[Data entries]
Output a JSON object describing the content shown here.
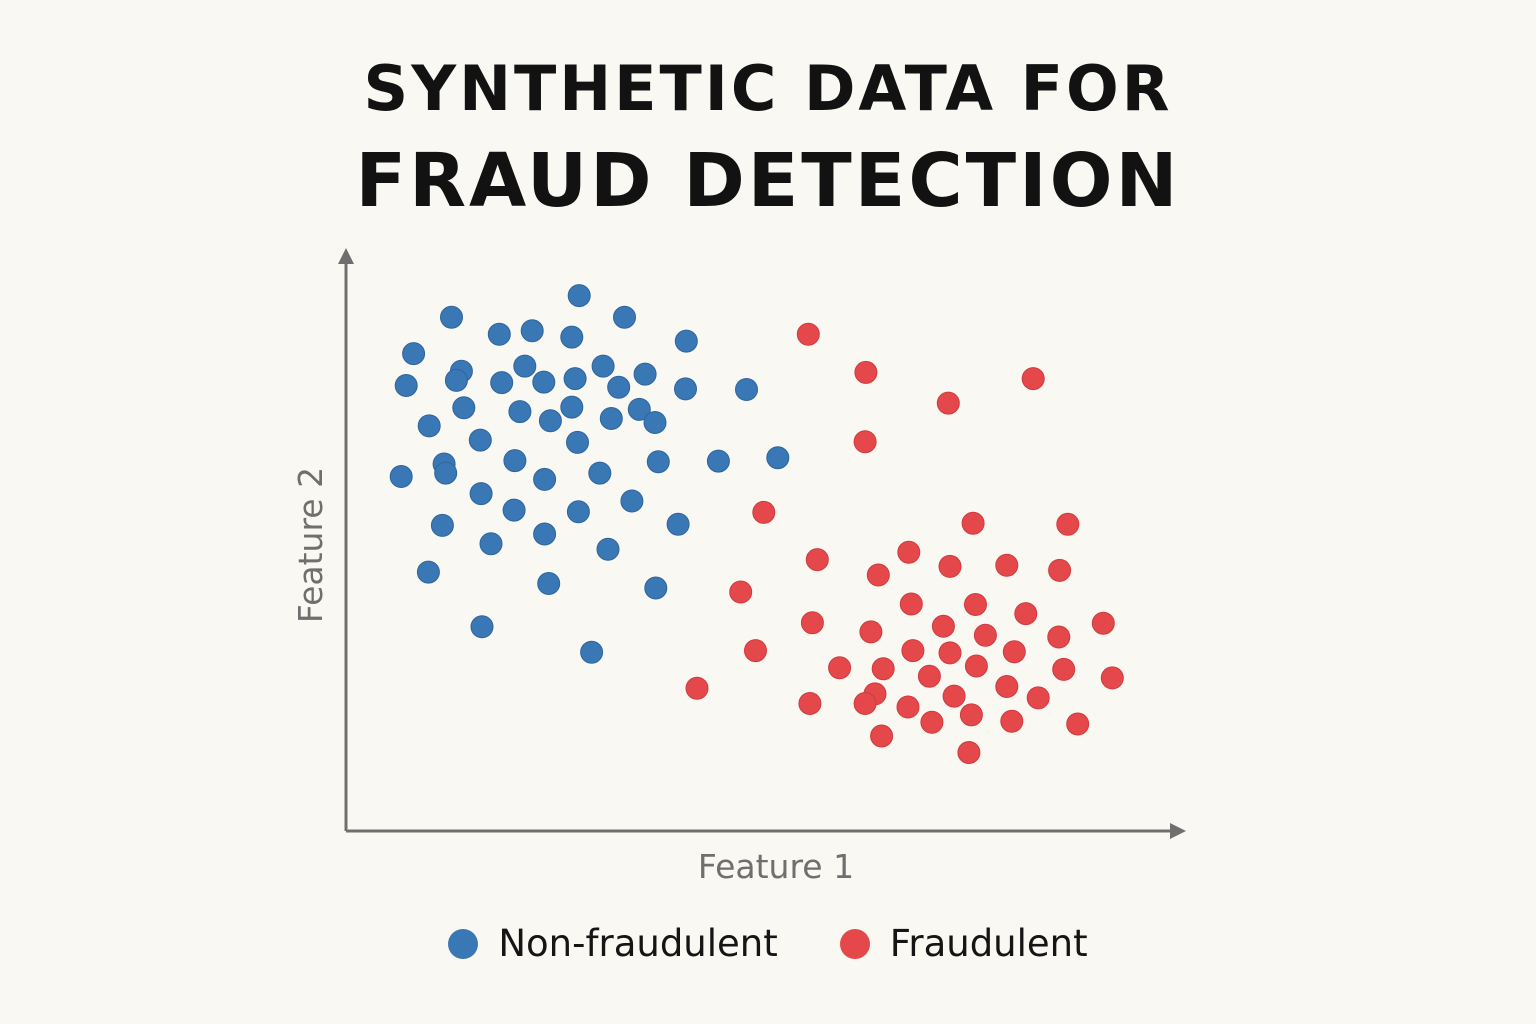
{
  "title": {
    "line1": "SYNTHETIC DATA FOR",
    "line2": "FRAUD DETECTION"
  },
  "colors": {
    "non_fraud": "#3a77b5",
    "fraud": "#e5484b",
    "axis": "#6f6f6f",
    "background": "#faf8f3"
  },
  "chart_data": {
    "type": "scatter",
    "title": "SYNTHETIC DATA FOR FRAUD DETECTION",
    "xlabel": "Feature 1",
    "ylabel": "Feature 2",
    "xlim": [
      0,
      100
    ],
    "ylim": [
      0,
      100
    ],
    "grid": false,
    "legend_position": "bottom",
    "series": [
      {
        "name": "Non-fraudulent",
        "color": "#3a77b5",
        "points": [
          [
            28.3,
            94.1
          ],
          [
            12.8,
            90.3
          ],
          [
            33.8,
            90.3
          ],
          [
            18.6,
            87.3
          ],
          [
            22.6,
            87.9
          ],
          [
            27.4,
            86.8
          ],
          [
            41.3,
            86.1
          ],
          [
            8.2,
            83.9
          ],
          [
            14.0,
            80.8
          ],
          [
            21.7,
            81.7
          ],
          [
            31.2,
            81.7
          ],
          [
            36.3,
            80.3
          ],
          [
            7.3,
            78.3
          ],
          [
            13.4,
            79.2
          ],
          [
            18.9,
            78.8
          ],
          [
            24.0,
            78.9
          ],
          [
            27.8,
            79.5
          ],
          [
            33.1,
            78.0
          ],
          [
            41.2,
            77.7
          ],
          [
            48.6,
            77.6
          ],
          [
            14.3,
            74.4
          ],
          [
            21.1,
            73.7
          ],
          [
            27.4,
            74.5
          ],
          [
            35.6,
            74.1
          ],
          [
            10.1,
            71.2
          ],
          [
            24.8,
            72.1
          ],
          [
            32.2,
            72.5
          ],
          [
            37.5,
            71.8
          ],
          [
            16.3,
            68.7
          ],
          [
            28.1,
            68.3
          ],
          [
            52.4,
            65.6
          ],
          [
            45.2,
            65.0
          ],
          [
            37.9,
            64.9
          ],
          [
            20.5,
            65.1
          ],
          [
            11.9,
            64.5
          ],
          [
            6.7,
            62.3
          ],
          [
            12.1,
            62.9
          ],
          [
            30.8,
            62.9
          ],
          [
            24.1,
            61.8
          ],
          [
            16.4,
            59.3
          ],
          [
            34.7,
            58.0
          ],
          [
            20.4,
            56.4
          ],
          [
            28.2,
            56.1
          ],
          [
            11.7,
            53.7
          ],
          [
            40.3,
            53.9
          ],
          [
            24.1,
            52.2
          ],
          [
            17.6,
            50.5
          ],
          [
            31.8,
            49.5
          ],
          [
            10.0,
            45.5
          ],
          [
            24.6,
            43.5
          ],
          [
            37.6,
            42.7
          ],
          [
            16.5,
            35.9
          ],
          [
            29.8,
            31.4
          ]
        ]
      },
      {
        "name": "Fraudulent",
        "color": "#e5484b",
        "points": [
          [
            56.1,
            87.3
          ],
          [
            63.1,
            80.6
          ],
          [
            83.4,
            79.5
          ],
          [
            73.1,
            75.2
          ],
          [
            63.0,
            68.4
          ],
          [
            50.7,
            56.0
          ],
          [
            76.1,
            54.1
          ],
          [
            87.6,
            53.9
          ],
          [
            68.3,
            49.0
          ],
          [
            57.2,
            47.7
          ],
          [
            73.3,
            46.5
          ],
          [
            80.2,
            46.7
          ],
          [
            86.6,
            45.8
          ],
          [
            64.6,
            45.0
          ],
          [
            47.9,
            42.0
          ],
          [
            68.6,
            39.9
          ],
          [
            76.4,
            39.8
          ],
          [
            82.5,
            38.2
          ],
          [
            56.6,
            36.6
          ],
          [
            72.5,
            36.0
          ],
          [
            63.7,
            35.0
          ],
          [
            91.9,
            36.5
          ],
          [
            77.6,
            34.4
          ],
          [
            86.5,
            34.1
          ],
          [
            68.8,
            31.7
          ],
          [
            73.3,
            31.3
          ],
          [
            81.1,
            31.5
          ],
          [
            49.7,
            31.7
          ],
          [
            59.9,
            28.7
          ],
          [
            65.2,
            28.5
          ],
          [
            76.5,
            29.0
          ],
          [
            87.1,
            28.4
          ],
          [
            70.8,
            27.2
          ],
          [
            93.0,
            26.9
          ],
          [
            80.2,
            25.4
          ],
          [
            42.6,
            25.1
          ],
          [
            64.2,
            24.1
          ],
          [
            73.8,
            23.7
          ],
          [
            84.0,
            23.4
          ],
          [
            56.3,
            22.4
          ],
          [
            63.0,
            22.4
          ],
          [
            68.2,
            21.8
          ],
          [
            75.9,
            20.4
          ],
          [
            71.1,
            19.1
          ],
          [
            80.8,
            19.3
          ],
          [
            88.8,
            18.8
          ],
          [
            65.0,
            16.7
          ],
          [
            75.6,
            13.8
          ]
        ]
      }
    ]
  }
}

...

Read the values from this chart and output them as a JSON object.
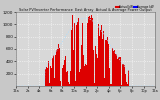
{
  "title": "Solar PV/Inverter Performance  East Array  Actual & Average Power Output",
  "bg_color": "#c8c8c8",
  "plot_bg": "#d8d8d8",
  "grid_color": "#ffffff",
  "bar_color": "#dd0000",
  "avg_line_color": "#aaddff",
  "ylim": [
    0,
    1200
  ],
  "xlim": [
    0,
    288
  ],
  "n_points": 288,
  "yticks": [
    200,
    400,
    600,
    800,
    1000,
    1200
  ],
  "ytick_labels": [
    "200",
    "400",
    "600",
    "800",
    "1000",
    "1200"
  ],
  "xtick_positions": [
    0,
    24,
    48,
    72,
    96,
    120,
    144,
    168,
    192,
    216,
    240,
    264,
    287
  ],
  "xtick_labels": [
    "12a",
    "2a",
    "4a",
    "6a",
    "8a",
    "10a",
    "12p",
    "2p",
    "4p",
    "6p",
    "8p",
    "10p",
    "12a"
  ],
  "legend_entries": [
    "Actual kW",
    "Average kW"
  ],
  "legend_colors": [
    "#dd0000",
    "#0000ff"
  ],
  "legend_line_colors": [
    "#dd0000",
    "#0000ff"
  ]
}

The exercise: Read through the data and copy every line where "object" shows up.

Answer below:
Output a JSON object describing the content shown here.
Read the values from this chart and output them as a JSON object.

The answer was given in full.